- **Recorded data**
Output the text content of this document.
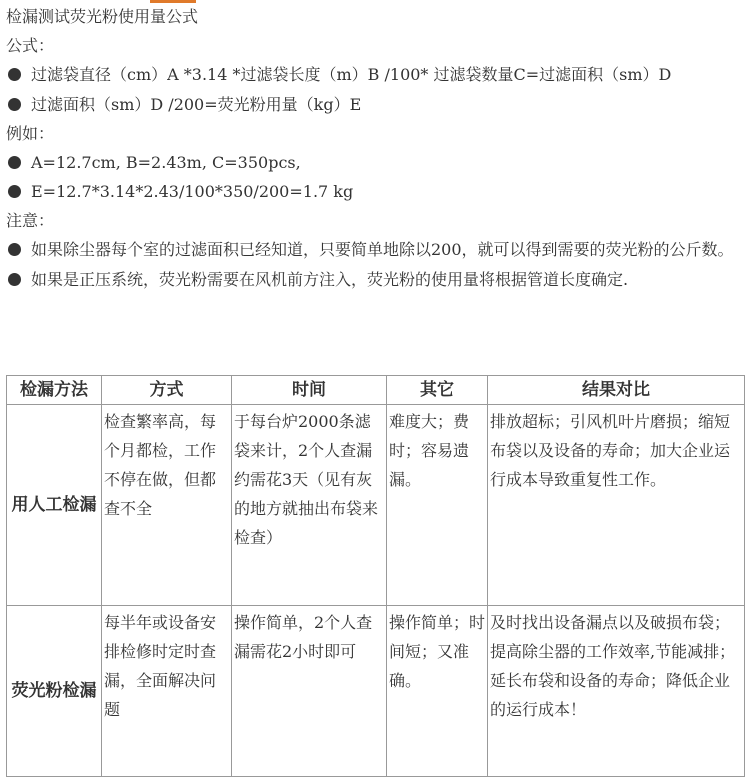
检漏测试荧光粉使用量公式
公式：
过滤袋直径（cm）A *3.14 *过滤袋长度（m）B /100* 过滤袋数量C=过滤面积（sm）D
过滤面积（sm）D /200=荧光粉用量（kg）E
例如：
A=12.7cm, B=2.43m, C=350pcs,
E=12.7*3.14*2.43/100*350/200=1.7 kg
注意：
如果除尘器每个室的过滤面积已经知道，只要简单地除以200，就可以得到需要的荧光粉的公斤数。
如果是正压系统，荧光粉需要在风机前方注入，荧光粉的使用量将根据管道长度确定.
检漏方法	方式	时间	其它	结果对比
用人工检漏	检查繁率高，每个月都检，工作不停在做，但都查不全	于每台炉2000条滤袋来计，2个人查漏约需花3天（见有灰的地方就抽出布袋来检查）	难度大；费时；容易遗漏。	排放超标；引风机叶片磨损；缩短布袋以及设备的寿命；加大企业运行成本导致重复性工作。

荧光粉检漏	每半年或设备安排检修时定时查漏，全面解决问题	操作简单，2个人查漏需花2小时即可	操作简单；时间短；又准确。	及时找出设备漏点以及破损布袋；提高除尘器的工作效率,节能减排；延长布袋和设备的寿命；降低企业的运行成本！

- **WHAT TO PRODUCE**
Repeat the entries exactly. Pictures are excluded from the copy.

- **EXERCISE RESULT**
Output the text content of this document.
检漏测试荧光粉使用量公式
公式：
过滤袋直径（cm）A *3.14 *过滤袋长度（m）B /100* 过滤袋数量C=过滤面积（sm）D
过滤面积（sm）D /200=荧光粉用量（kg）E
例如：
A=12.7cm, B=2.43m, C=350pcs,
E=12.7*3.14*2.43/100*350/200=1.7 kg
注意：
如果除尘器每个室的过滤面积已经知道，只要简单地除以200，就可以得到需要的荧光粉的公斤数。
如果是正压系统，荧光粉需要在风机前方注入，荧光粉的使用量将根据管道长度确定.
检漏方法	方式	时间	其它	结果对比
用人工检漏	检查繁率高，每个月都检，工作不停在做，但都查不全	于每台炉2000条滤袋来计，2个人查漏约需花3天（见有灰的地方就抽出布袋来检查）	难度大；费时；容易遗漏。	排放超标；引风机叶片磨损；缩短布袋以及设备的寿命；加大企业运行成本导致重复性工作。

荧光粉检漏	每半年或设备安排检修时定时查漏，全面解决问题	操作简单，2个人查漏需花2小时即可	操作简单；时间短；又准确。	及时找出设备漏点以及破损布袋；提高除尘器的工作效率,节能减排；延长布袋和设备的寿命；降低企业的运行成本！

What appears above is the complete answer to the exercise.